» STATED EXERCISE: Seek out every line containing the word "connectTimeoutMillis", and copy each.

» EXTRACTED RECORDS:
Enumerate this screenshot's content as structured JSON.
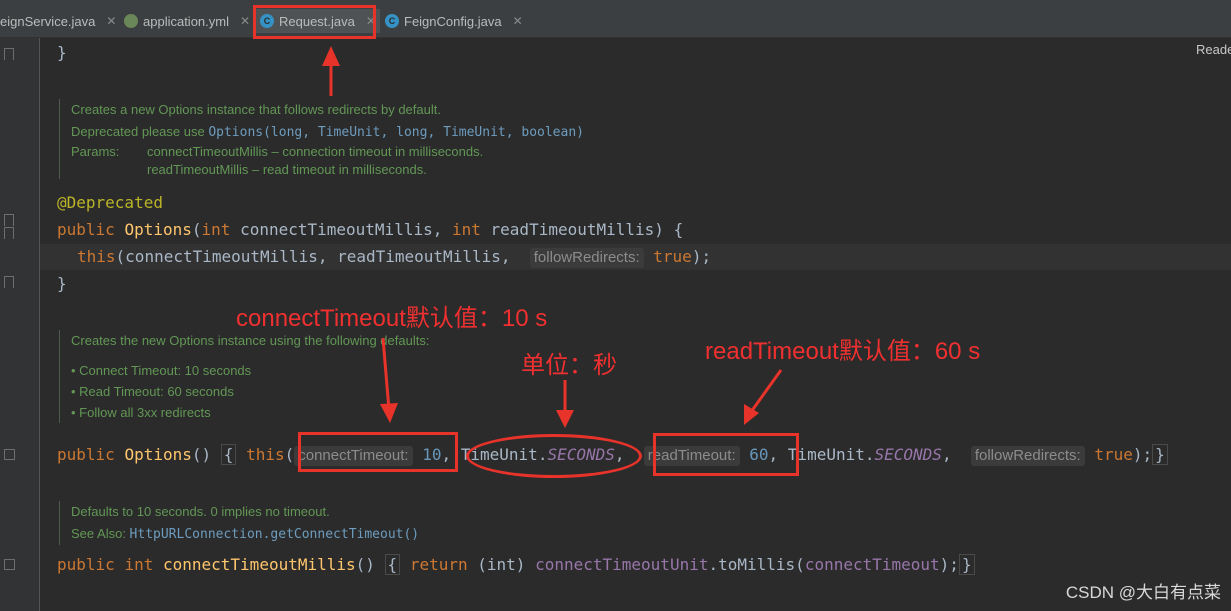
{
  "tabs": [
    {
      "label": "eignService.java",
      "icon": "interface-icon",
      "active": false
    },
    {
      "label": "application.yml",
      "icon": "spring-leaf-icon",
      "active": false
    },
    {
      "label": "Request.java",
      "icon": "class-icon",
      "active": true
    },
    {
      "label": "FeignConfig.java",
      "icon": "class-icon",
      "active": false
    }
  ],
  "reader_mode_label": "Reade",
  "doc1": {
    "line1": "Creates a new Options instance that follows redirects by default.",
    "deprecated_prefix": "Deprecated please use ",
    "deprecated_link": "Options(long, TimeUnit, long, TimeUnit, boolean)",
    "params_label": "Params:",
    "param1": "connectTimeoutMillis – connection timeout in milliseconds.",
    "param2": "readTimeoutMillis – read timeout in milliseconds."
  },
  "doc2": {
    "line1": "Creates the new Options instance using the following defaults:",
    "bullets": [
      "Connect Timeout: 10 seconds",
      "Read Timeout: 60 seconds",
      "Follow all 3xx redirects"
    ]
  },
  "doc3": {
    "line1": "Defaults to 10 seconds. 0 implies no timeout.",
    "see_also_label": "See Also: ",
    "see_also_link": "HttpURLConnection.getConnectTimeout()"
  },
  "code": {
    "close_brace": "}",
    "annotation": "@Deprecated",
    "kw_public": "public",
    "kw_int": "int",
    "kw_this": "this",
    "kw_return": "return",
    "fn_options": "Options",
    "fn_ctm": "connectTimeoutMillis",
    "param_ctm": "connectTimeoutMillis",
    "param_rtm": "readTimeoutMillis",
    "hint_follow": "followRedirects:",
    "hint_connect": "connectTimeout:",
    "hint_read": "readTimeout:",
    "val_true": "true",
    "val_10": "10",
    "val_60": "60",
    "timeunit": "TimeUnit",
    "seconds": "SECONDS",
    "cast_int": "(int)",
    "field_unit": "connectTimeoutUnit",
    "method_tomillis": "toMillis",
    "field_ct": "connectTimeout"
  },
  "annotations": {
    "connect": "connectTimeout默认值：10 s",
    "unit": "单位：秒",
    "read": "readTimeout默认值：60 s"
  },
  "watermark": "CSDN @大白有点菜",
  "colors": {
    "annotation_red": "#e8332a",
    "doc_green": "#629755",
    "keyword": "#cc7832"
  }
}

» TASK OUTPUT:
    "param1": "connectTimeoutMillis – connection timeout in milliseconds.",
    "fn_ctm": "connectTimeoutMillis",
    "param_ctm": "connectTimeoutMillis",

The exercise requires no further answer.